*Short problem*
Track down the lines that contain "header" and copy them.

* start Data lines *

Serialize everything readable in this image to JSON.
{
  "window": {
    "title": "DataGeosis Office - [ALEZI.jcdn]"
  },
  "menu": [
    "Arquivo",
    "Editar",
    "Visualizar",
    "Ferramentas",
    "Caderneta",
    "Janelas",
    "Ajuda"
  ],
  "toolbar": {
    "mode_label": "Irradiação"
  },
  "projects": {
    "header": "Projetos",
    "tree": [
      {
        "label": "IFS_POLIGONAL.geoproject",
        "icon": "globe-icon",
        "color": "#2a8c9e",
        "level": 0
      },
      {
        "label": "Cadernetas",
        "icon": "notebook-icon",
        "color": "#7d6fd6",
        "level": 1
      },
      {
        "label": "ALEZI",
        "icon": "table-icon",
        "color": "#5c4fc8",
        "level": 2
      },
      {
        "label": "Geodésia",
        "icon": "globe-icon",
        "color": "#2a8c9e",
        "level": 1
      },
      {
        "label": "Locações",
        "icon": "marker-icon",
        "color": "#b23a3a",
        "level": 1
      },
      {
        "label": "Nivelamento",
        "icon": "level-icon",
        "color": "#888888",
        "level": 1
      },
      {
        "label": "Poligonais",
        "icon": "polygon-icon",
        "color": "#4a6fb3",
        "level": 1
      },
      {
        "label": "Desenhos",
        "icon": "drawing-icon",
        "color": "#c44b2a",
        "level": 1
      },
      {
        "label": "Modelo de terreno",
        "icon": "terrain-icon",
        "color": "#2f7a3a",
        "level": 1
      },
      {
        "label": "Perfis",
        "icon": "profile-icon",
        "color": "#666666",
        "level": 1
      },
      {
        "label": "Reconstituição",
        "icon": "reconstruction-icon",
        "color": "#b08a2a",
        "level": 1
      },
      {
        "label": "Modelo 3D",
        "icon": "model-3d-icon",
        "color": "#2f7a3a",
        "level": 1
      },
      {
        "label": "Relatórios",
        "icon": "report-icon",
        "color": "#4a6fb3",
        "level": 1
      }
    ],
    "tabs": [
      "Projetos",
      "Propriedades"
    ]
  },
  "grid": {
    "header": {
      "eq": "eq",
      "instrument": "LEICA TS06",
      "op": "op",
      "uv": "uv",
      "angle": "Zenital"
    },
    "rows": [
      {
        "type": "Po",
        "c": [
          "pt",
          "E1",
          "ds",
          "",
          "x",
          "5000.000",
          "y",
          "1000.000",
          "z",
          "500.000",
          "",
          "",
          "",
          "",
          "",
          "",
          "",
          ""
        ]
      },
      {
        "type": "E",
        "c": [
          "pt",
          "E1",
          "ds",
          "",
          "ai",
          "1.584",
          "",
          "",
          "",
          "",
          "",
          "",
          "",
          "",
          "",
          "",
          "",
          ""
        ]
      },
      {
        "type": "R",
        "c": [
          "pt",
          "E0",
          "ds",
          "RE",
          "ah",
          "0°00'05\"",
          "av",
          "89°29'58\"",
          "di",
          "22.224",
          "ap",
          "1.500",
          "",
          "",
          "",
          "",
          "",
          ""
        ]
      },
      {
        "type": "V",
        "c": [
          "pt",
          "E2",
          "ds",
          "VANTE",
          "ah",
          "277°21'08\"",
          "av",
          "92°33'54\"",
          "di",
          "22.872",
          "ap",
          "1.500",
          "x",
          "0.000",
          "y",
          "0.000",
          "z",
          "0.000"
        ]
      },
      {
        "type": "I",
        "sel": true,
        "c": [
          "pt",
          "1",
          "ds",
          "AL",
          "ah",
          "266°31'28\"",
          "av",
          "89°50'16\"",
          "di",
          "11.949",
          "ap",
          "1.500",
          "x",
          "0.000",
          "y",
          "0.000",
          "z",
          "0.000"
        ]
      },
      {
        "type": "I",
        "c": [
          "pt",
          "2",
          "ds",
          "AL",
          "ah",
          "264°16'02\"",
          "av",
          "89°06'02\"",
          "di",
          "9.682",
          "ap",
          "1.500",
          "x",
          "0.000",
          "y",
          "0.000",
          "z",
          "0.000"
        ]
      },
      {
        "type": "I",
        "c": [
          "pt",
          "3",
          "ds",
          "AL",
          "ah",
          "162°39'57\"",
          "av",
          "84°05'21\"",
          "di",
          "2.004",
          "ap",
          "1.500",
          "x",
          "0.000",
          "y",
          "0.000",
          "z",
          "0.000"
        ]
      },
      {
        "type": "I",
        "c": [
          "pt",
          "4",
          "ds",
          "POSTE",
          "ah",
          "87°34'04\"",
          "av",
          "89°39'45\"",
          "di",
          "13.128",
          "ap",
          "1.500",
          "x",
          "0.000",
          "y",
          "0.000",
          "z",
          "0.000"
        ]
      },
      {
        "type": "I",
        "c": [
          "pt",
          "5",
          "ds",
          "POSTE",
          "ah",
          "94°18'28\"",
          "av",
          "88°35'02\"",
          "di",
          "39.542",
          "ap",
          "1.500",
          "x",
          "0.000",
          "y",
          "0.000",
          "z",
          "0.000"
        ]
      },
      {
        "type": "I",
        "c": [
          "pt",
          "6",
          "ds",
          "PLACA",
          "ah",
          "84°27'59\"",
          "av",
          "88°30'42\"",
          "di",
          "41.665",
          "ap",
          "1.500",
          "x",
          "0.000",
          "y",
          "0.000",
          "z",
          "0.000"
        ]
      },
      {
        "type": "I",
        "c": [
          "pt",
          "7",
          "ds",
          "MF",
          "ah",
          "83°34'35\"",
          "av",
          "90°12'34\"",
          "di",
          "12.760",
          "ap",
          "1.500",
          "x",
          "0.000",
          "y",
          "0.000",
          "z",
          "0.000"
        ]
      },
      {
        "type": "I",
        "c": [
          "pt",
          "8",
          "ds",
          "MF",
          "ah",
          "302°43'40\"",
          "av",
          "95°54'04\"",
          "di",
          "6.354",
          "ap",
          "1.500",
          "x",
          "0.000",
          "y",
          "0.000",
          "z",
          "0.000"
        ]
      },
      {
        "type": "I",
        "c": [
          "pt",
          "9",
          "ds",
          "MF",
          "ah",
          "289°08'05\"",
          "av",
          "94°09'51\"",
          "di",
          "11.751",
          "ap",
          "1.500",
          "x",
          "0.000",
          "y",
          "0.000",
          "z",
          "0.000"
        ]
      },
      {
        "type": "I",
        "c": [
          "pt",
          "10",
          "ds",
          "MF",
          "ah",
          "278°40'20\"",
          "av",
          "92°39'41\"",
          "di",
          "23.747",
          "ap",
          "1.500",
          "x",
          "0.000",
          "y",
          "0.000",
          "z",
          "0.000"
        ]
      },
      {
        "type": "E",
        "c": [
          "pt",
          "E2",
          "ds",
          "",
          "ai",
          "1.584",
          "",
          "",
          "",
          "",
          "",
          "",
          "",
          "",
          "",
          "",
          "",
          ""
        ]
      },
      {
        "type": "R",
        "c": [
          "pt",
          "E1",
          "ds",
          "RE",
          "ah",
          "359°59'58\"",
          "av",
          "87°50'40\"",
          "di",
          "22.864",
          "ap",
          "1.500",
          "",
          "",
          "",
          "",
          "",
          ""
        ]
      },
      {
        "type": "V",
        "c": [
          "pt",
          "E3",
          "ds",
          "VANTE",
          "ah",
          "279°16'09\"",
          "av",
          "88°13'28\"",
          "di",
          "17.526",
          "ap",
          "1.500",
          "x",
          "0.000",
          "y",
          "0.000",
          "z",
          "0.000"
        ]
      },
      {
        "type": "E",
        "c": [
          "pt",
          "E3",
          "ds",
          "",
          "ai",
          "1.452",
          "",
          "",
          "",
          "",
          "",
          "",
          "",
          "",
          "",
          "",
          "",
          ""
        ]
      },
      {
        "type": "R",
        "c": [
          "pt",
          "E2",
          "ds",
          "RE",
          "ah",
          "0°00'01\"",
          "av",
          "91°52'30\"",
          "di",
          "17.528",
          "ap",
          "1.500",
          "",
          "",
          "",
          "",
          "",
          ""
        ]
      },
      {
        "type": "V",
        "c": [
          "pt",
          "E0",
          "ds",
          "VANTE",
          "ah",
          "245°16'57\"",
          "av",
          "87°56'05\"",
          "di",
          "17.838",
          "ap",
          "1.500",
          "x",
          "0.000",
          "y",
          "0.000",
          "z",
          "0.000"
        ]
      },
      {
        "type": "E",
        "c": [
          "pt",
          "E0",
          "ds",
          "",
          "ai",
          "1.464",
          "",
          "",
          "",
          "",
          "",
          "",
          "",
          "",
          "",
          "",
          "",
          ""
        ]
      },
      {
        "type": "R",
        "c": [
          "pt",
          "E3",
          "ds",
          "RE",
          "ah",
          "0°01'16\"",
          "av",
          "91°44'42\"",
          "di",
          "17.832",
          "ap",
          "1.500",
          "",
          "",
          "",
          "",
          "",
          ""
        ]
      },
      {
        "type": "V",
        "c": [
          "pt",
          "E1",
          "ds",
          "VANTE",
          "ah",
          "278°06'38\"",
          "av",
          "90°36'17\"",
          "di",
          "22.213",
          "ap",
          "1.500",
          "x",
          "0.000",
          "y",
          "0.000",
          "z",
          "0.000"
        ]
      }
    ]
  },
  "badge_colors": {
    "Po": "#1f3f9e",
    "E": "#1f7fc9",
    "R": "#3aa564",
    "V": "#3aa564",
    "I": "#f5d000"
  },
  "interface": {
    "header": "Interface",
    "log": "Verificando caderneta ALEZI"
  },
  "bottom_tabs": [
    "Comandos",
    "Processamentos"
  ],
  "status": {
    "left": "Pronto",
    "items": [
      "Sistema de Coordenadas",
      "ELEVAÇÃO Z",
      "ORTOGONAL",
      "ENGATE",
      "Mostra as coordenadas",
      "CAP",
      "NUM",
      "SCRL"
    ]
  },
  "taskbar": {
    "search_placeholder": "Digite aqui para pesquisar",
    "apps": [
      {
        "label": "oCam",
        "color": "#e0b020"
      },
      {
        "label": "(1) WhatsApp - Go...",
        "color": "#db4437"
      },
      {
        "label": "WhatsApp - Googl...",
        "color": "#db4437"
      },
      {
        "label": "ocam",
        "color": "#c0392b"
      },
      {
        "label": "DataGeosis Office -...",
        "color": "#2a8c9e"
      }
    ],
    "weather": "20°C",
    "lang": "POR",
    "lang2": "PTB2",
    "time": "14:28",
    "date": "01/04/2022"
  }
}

* end Data lines *

*Worked answer*
    "header": "Projetos",
    "header": {
    "header": "Interface",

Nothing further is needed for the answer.